DATASET EXCERPTS –
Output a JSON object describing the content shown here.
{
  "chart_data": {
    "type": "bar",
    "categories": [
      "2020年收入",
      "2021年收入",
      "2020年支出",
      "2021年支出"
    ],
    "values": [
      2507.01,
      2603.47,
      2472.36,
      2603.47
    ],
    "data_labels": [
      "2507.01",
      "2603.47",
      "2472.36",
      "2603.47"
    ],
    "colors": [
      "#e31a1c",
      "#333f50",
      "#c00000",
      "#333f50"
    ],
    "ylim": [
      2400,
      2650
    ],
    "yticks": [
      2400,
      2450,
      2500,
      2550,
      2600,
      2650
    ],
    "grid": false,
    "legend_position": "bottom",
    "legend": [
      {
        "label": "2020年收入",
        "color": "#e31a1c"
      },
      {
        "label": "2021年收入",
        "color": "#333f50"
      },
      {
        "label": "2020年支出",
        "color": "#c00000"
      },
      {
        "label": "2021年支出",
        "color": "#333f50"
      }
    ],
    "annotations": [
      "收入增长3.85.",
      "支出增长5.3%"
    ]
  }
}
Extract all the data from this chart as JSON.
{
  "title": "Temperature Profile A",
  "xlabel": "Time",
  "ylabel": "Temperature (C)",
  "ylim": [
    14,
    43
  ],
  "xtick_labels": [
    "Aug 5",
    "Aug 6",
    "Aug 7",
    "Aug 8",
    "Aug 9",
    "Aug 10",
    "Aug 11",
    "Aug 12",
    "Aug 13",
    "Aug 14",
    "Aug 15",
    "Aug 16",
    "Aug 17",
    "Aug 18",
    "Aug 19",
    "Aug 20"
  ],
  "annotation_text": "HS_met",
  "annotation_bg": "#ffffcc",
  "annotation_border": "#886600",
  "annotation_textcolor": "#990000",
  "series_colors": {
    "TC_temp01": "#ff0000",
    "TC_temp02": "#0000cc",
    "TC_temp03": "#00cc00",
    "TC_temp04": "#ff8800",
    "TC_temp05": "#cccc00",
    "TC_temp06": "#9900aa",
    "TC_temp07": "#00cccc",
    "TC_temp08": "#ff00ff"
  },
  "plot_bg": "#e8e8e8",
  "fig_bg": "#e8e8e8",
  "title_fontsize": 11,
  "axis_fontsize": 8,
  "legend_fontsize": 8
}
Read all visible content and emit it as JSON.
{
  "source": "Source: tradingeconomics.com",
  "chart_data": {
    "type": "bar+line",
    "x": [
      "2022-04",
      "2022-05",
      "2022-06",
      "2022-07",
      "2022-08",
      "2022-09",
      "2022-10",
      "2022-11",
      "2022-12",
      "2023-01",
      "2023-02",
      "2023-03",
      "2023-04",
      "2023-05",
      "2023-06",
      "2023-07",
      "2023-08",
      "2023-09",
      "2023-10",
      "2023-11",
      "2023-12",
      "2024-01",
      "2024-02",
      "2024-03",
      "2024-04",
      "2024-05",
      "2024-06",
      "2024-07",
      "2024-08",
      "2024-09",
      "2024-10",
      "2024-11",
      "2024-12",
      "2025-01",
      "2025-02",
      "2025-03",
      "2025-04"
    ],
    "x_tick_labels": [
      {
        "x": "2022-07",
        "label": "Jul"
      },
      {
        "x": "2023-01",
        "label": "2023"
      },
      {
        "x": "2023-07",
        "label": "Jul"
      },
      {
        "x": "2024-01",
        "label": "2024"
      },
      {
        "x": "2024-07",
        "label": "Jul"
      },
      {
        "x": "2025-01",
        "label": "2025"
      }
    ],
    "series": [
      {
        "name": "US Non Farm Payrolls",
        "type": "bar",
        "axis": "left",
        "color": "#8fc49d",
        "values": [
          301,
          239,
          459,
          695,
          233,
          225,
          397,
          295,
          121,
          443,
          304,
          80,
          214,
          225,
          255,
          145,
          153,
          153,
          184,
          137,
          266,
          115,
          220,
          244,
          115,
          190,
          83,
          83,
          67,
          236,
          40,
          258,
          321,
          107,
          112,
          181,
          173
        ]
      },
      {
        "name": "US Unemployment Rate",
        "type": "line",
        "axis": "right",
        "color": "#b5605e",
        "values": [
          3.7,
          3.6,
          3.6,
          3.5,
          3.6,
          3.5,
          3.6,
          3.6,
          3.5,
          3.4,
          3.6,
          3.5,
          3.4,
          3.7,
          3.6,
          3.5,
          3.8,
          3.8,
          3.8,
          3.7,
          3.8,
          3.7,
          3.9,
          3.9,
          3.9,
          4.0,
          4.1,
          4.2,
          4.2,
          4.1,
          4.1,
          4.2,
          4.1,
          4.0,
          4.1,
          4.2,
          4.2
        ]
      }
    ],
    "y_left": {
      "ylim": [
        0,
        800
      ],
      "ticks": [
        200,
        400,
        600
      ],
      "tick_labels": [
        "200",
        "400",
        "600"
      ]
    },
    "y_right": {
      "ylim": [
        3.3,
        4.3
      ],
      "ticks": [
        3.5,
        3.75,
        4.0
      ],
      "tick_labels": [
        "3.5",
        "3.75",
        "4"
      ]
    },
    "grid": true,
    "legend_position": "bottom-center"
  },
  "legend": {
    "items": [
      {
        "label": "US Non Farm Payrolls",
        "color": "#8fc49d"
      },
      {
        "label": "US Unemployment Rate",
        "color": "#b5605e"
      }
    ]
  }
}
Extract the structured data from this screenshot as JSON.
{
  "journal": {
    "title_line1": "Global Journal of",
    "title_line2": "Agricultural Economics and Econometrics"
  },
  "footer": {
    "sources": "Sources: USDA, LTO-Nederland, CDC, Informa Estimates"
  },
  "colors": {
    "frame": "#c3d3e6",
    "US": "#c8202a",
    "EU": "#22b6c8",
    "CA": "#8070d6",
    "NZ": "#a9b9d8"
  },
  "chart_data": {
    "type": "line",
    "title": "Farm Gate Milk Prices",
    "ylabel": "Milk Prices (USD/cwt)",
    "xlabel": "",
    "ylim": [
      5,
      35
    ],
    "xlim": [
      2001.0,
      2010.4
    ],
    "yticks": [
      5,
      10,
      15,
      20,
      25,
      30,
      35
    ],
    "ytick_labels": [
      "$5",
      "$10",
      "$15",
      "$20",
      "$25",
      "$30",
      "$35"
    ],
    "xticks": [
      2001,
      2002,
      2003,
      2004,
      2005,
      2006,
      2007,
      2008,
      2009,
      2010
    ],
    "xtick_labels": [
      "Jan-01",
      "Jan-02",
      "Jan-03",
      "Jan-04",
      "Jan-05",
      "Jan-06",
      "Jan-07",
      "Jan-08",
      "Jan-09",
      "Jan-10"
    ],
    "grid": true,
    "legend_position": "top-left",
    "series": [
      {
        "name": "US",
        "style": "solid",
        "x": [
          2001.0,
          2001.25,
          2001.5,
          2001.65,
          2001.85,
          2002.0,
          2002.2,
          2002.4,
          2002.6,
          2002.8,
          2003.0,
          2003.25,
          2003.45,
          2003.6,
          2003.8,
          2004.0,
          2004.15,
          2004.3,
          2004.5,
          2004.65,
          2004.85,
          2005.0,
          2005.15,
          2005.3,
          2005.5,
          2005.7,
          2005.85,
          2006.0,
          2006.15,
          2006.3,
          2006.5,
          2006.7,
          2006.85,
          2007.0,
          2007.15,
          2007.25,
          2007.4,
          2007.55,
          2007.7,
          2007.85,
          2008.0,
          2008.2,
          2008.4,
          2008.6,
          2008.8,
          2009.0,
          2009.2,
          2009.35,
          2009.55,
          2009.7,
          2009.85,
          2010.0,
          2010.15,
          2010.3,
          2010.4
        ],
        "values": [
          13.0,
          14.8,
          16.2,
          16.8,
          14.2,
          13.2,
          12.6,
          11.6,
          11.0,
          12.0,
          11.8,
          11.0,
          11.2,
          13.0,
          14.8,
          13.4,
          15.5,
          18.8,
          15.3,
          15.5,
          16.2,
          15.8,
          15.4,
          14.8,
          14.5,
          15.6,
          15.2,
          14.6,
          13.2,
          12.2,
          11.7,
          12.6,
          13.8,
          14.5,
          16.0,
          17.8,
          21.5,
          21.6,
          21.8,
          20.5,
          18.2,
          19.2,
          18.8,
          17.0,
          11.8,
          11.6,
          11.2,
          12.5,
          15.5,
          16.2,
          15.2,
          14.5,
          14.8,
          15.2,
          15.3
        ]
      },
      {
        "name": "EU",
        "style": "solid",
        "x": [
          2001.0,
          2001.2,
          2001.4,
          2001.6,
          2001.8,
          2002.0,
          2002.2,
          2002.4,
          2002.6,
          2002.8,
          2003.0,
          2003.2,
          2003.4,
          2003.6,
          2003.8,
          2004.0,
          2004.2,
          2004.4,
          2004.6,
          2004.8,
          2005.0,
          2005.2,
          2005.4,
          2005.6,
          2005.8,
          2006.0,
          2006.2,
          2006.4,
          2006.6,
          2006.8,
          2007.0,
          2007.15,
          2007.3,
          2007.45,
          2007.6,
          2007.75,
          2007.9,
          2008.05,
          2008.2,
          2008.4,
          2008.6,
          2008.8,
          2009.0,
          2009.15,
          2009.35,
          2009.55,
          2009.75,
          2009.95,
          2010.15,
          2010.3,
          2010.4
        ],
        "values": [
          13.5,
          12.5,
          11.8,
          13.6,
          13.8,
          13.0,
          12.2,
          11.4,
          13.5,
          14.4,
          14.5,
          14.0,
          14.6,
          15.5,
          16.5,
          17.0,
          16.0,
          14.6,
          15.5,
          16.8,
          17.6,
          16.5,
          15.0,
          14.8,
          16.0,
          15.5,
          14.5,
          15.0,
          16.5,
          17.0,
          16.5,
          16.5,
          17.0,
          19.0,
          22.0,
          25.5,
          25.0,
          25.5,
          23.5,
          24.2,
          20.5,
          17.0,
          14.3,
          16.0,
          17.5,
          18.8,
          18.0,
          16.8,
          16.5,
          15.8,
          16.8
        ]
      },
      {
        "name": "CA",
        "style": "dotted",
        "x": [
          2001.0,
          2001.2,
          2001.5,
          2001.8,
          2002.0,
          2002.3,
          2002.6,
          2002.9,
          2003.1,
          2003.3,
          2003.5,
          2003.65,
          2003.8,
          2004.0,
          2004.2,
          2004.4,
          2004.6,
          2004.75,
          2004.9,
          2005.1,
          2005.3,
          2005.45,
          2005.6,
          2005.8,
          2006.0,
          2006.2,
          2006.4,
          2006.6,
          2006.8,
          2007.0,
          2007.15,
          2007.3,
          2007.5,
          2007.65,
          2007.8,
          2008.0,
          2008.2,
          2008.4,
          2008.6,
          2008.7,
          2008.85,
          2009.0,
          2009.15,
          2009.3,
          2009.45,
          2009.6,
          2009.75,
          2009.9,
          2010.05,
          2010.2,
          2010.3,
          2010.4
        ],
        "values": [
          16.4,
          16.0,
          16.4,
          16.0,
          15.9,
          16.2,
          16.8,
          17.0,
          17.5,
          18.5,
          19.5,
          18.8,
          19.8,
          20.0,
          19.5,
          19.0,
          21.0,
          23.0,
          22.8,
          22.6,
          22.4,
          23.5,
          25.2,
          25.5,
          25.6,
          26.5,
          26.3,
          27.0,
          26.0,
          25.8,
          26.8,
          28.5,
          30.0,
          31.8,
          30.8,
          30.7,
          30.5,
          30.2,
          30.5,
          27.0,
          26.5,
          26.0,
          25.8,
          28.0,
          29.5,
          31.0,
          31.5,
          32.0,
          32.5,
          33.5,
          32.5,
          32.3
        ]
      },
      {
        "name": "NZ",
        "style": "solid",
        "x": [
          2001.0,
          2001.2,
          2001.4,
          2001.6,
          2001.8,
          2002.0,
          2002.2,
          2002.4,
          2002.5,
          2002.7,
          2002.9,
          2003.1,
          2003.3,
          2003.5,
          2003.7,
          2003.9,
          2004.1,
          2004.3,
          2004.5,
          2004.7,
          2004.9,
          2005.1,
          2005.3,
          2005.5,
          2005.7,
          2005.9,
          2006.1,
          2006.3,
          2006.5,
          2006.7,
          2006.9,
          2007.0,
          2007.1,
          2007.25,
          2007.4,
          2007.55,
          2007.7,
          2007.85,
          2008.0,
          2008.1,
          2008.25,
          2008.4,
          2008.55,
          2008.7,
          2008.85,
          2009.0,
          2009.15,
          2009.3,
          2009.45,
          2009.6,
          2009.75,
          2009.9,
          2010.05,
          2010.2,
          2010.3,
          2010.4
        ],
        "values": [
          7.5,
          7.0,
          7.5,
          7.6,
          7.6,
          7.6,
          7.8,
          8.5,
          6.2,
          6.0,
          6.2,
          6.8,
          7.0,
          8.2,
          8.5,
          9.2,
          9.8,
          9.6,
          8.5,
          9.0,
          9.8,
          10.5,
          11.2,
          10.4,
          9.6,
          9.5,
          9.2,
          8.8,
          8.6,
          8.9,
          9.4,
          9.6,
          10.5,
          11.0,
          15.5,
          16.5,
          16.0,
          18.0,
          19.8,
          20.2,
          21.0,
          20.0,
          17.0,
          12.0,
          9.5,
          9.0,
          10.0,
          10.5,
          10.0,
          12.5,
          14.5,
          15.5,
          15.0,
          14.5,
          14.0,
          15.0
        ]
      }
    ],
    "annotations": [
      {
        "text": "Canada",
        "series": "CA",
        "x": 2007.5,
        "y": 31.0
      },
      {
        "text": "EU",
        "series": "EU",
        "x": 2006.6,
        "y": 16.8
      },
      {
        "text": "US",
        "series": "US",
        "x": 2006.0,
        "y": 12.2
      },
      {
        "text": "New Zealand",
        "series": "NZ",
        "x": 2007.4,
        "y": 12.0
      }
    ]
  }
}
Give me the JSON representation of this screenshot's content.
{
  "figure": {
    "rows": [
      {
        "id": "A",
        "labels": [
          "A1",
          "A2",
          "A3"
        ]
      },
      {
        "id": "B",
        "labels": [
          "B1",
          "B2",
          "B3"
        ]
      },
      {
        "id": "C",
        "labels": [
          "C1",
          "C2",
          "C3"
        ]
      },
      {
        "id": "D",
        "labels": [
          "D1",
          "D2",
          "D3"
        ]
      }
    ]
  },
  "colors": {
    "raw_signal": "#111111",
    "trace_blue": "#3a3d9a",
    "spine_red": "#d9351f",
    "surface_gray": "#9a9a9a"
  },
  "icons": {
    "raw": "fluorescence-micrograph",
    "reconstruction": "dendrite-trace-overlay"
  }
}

JOB – Count the lines in which the string "Prices" appears, then report only that figure.

RESPONSE TO THIS TASK – 2